>> start Listing
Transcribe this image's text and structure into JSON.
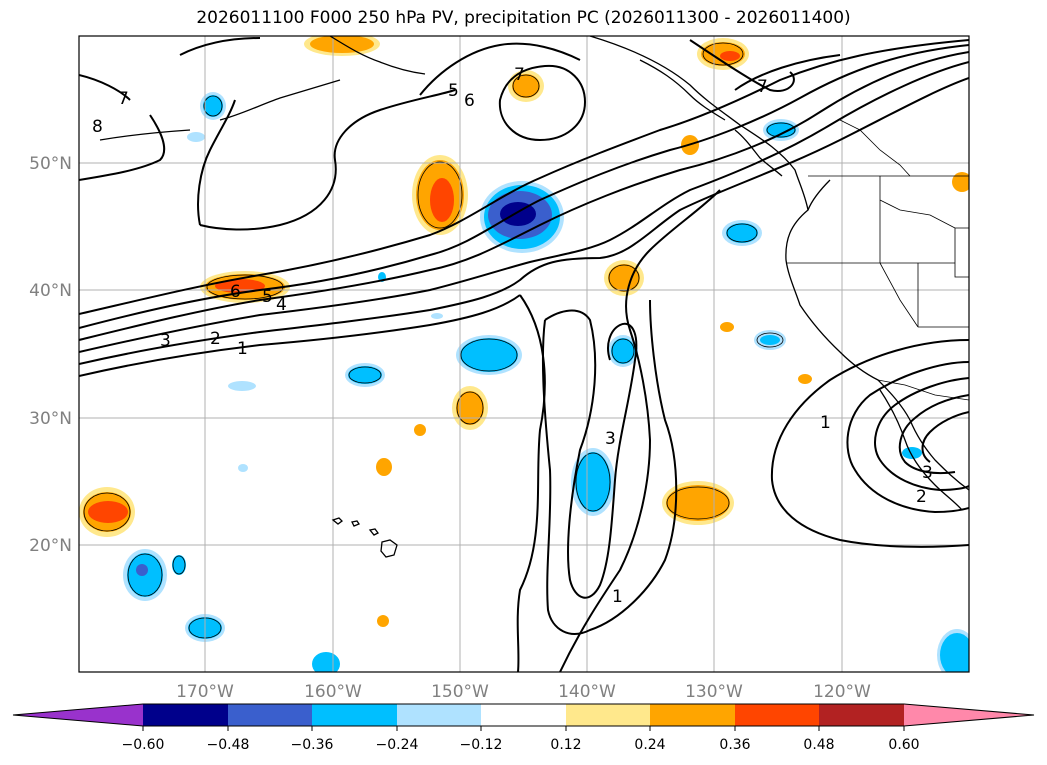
{
  "title": "2026011100 F000 250 hPa PV, precipitation PC (2026011300 - 2026011400)",
  "map": {
    "lat_labels": [
      "50°N",
      "40°N",
      "30°N",
      "20°N"
    ],
    "lon_labels": [
      "170°W",
      "160°W",
      "150°W",
      "140°W",
      "130°W",
      "120°W"
    ],
    "contour_labels": [
      "7",
      "8",
      "5",
      "6",
      "7",
      "7",
      "6",
      "5",
      "4",
      "3",
      "2",
      "1",
      "3",
      "1",
      "1",
      "3",
      "2"
    ]
  },
  "colorbar": {
    "colors": [
      "#9932cc",
      "#00008b",
      "#3a5fcd",
      "#00bfff",
      "#afe2ff",
      "#ffffff",
      "#ffe88c",
      "#ffa500",
      "#ff4500",
      "#b22222",
      "#ff88aa"
    ],
    "tick_labels": [
      "−0.60",
      "−0.48",
      "−0.36",
      "−0.24",
      "−0.12",
      "0.12",
      "0.24",
      "0.36",
      "0.48",
      "0.60"
    ]
  }
}
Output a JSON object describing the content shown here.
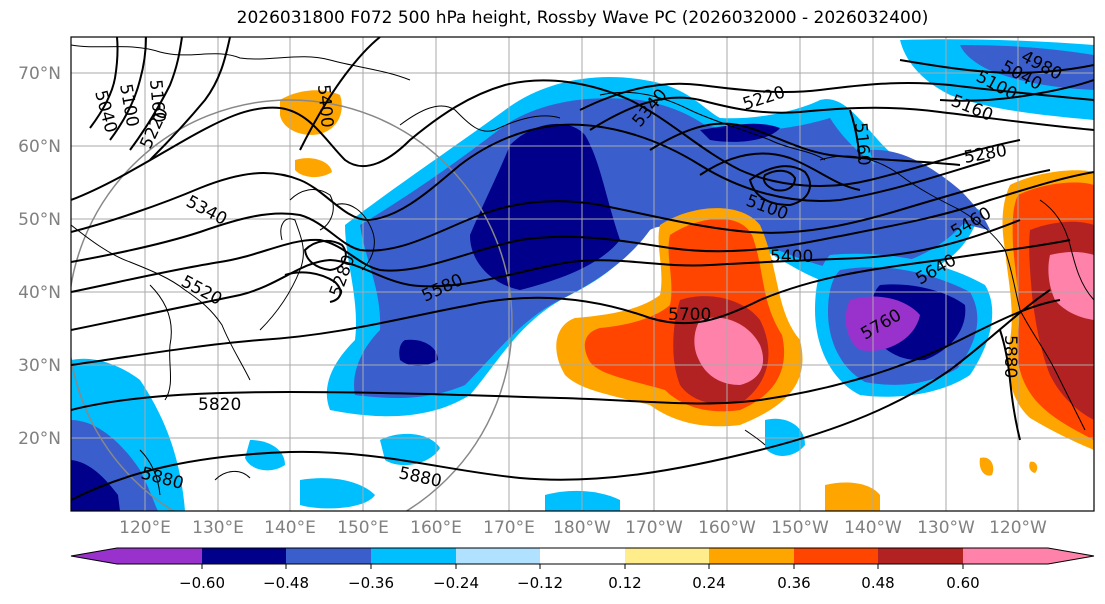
{
  "title": "2026031800 F072 500 hPa height, Rossby Wave PC (2026032000 - 2026032400)",
  "map": {
    "lat_ticks": [
      "70°N",
      "60°N",
      "50°N",
      "40°N",
      "30°N",
      "20°N"
    ],
    "lon_ticks": [
      "120°E",
      "130°E",
      "140°E",
      "150°E",
      "160°E",
      "170°E",
      "180°W",
      "170°W",
      "160°W",
      "150°W",
      "140°W",
      "130°W",
      "120°W"
    ],
    "contour_labels": [
      "5040",
      "5100",
      "5160",
      "5220",
      "5400",
      "5340",
      "5280",
      "5520",
      "5580",
      "5820",
      "5880",
      "5340",
      "5220",
      "5160",
      "5100",
      "5040",
      "4980",
      "5160",
      "5280",
      "5100",
      "5400",
      "5460",
      "5640",
      "5700",
      "5760",
      "5880",
      "5880"
    ]
  },
  "colorbar": {
    "tick_labels": [
      "−0.60",
      "−0.48",
      "−0.36",
      "−0.24",
      "−0.12",
      "0.12",
      "0.24",
      "0.36",
      "0.48",
      "0.60"
    ],
    "colors": [
      "#9932cc",
      "#00008b",
      "#3a5fcd",
      "#00bfff",
      "#b0e2ff",
      "#ffffff",
      "#ffec8b",
      "#ffa500",
      "#ff4500",
      "#b22222",
      "#ff82ab"
    ]
  },
  "colors": {
    "frame": "#000000",
    "grid": "#aaaaaa",
    "tick_text": "#808080"
  }
}
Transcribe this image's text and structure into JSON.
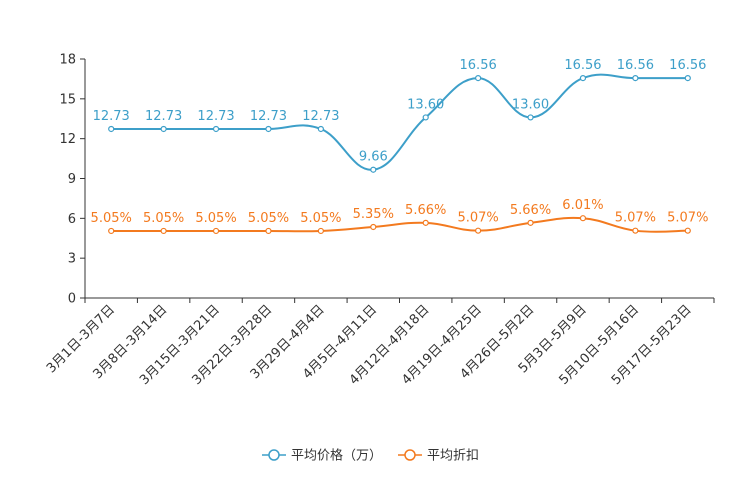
{
  "chart_data": {
    "type": "line",
    "title": "",
    "xlabel": "",
    "ylabel": "",
    "ylim": [
      0,
      18
    ],
    "yticks": [
      0,
      3,
      6,
      9,
      12,
      15,
      18
    ],
    "categories": [
      "3月1日-3月7日",
      "3月8日-3月14日",
      "3月15日-3月21日",
      "3月22日-3月28日",
      "3月29日-4月4日",
      "4月5日-4月11日",
      "4月12日-4月18日",
      "4月19日-4月25日",
      "4月26日-5月2日",
      "5月3日-5月9日",
      "5月10日-5月16日",
      "5月17日-5月23日"
    ],
    "series": [
      {
        "name": "平均价格（万）",
        "color": "#3d9fc9",
        "values": [
          12.73,
          12.73,
          12.73,
          12.73,
          12.73,
          9.66,
          13.6,
          16.56,
          13.6,
          16.56,
          16.56,
          16.56
        ],
        "labels": [
          "12.73",
          "12.73",
          "12.73",
          "12.73",
          "12.73",
          "9.66",
          "13.60",
          "16.56",
          "13.60",
          "16.56",
          "16.56",
          "16.56"
        ]
      },
      {
        "name": "平均折扣",
        "color": "#f37a1f",
        "values": [
          5.05,
          5.05,
          5.05,
          5.05,
          5.05,
          5.35,
          5.66,
          5.07,
          5.66,
          6.01,
          5.07,
          5.07
        ],
        "labels": [
          "5.05%",
          "5.05%",
          "5.05%",
          "5.05%",
          "5.05%",
          "5.35%",
          "5.66%",
          "5.07%",
          "5.66%",
          "6.01%",
          "5.07%",
          "5.07%"
        ]
      }
    ],
    "legend_position": "bottom-center",
    "grid": false
  }
}
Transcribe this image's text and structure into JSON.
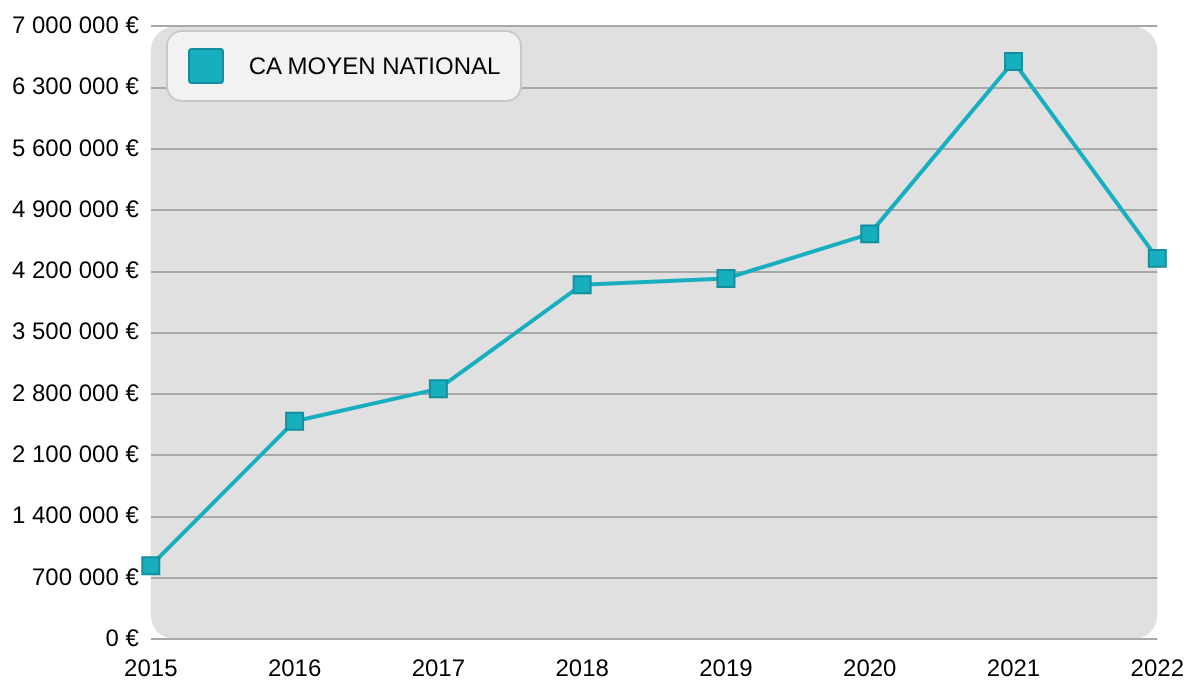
{
  "chart_data": {
    "type": "line",
    "categories": [
      "2015",
      "2016",
      "2017",
      "2018",
      "2019",
      "2020",
      "2021",
      "2022"
    ],
    "series": [
      {
        "name": "CA MOYEN NATIONAL",
        "color": "#17aec0",
        "values": [
          840000,
          2490000,
          2860000,
          4050000,
          4120000,
          4630000,
          6600000,
          4350000
        ]
      }
    ],
    "ylim": [
      0,
      7000000
    ],
    "yticks": [
      {
        "value": 0,
        "label": "0 €"
      },
      {
        "value": 700000,
        "label": "700 000 €"
      },
      {
        "value": 1400000,
        "label": "1 400 000 €"
      },
      {
        "value": 2100000,
        "label": "2 100 000 €"
      },
      {
        "value": 2800000,
        "label": "2 800 000 €"
      },
      {
        "value": 3500000,
        "label": "3 500 000 €"
      },
      {
        "value": 4200000,
        "label": "4 200 000 €"
      },
      {
        "value": 4900000,
        "label": "4 900 000 €"
      },
      {
        "value": 5600000,
        "label": "5 600 000 €"
      },
      {
        "value": 6300000,
        "label": "6 300 000 €"
      },
      {
        "value": 7000000,
        "label": "7 000 000 €"
      }
    ],
    "grid": "y",
    "legend": "top left",
    "marker": "square",
    "line_style": "solid"
  }
}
>> end Listing
* **Task objective**: Retype all entries exactly as they appear, dropping the images.

* **Exercise answer**:
Transcribe this image's text and structure into JSON.
{
  "title": "2026011100 F000 250 hPa PV, precipitation PC (2026011300 - 2026011400)",
  "map": {
    "lat_labels": [
      "50°N",
      "40°N",
      "30°N",
      "20°N"
    ],
    "lon_labels": [
      "170°W",
      "160°W",
      "150°W",
      "140°W",
      "130°W",
      "120°W"
    ],
    "contour_labels": [
      "7",
      "8",
      "5",
      "6",
      "7",
      "7",
      "6",
      "5",
      "4",
      "3",
      "2",
      "1",
      "3",
      "1",
      "1",
      "3",
      "2"
    ]
  },
  "colorbar": {
    "colors": [
      "#9932cc",
      "#00008b",
      "#3a5fcd",
      "#00bfff",
      "#afe2ff",
      "#ffffff",
      "#ffe88c",
      "#ffa500",
      "#ff4500",
      "#b22222",
      "#ff88aa"
    ],
    "tick_labels": [
      "−0.60",
      "−0.48",
      "−0.36",
      "−0.24",
      "−0.12",
      "0.12",
      "0.24",
      "0.36",
      "0.48",
      "0.60"
    ]
  }
}
Output a JSON object describing the content shown here.
{
  "title": "2026031800 F072 500 hPa height, Rossby Wave PC (2026032000 - 2026032400)",
  "map": {
    "lat_ticks": [
      "70°N",
      "60°N",
      "50°N",
      "40°N",
      "30°N",
      "20°N"
    ],
    "lon_ticks": [
      "120°E",
      "130°E",
      "140°E",
      "150°E",
      "160°E",
      "170°E",
      "180°W",
      "170°W",
      "160°W",
      "150°W",
      "140°W",
      "130°W",
      "120°W"
    ],
    "contour_labels": [
      "5040",
      "5100",
      "5160",
      "5220",
      "5400",
      "5340",
      "5280",
      "5520",
      "5580",
      "5820",
      "5880",
      "5340",
      "5220",
      "5160",
      "5100",
      "5040",
      "4980",
      "5160",
      "5280",
      "5100",
      "5400",
      "5460",
      "5640",
      "5700",
      "5760",
      "5880",
      "5880"
    ]
  },
  "colorbar": {
    "tick_labels": [
      "−0.60",
      "−0.48",
      "−0.36",
      "−0.24",
      "−0.12",
      "0.12",
      "0.24",
      "0.36",
      "0.48",
      "0.60"
    ],
    "colors": [
      "#9932cc",
      "#00008b",
      "#3a5fcd",
      "#00bfff",
      "#b0e2ff",
      "#ffffff",
      "#ffec8b",
      "#ffa500",
      "#ff4500",
      "#b22222",
      "#ff82ab"
    ]
  },
  "colors": {
    "frame": "#000000",
    "grid": "#aaaaaa",
    "tick_text": "#808080"
  }
}
Transcribe this image's text and structure into JSON.
{
  "chart_data": {
    "type": "line",
    "title": "",
    "xlabel": "",
    "ylabel": "",
    "ylim": [
      0,
      18
    ],
    "yticks": [
      0,
      3,
      6,
      9,
      12,
      15,
      18
    ],
    "categories": [
      "3月1日-3月7日",
      "3月8日-3月14日",
      "3月15日-3月21日",
      "3月22日-3月28日",
      "3月29日-4月4日",
      "4月5日-4月11日",
      "4月12日-4月18日",
      "4月19日-4月25日",
      "4月26日-5月2日",
      "5月3日-5月9日",
      "5月10日-5月16日",
      "5月17日-5月23日"
    ],
    "series": [
      {
        "name": "平均价格（万）",
        "color": "#3d9fc9",
        "values": [
          12.73,
          12.73,
          12.73,
          12.73,
          12.73,
          9.66,
          13.6,
          16.56,
          13.6,
          16.56,
          16.56,
          16.56
        ],
        "labels": [
          "12.73",
          "12.73",
          "12.73",
          "12.73",
          "12.73",
          "9.66",
          "13.60",
          "16.56",
          "13.60",
          "16.56",
          "16.56",
          "16.56"
        ]
      },
      {
        "name": "平均折扣",
        "color": "#f37a1f",
        "values": [
          5.05,
          5.05,
          5.05,
          5.05,
          5.05,
          5.35,
          5.66,
          5.07,
          5.66,
          6.01,
          5.07,
          5.07
        ],
        "labels": [
          "5.05%",
          "5.05%",
          "5.05%",
          "5.05%",
          "5.05%",
          "5.35%",
          "5.66%",
          "5.07%",
          "5.66%",
          "6.01%",
          "5.07%",
          "5.07%"
        ]
      }
    ],
    "legend_position": "bottom-center",
    "grid": false
  }
}
Transcribe this image's text and structure into JSON.
{
  "chart_data": {
    "type": "line",
    "categories": [
      "2015",
      "2016",
      "2017",
      "2018",
      "2019",
      "2020",
      "2021",
      "2022"
    ],
    "series": [
      {
        "name": "CA MOYEN NATIONAL",
        "color": "#17aec0",
        "values": [
          840000,
          2490000,
          2860000,
          4050000,
          4120000,
          4630000,
          6600000,
          4350000
        ]
      }
    ],
    "ylim": [
      0,
      7000000
    ],
    "yticks": [
      {
        "value": 0,
        "label": "0 €"
      },
      {
        "value": 700000,
        "label": "700 000 €"
      },
      {
        "value": 1400000,
        "label": "1 400 000 €"
      },
      {
        "value": 2100000,
        "label": "2 100 000 €"
      },
      {
        "value": 2800000,
        "label": "2 800 000 €"
      },
      {
        "value": 3500000,
        "label": "3 500 000 €"
      },
      {
        "value": 4200000,
        "label": "4 200 000 €"
      },
      {
        "value": 4900000,
        "label": "4 900 000 €"
      },
      {
        "value": 5600000,
        "label": "5 600 000 €"
      },
      {
        "value": 6300000,
        "label": "6 300 000 €"
      },
      {
        "value": 7000000,
        "label": "7 000 000 €"
      }
    ],
    "grid": "y",
    "legend": "top left",
    "marker": "square",
    "line_style": "solid"
  }
}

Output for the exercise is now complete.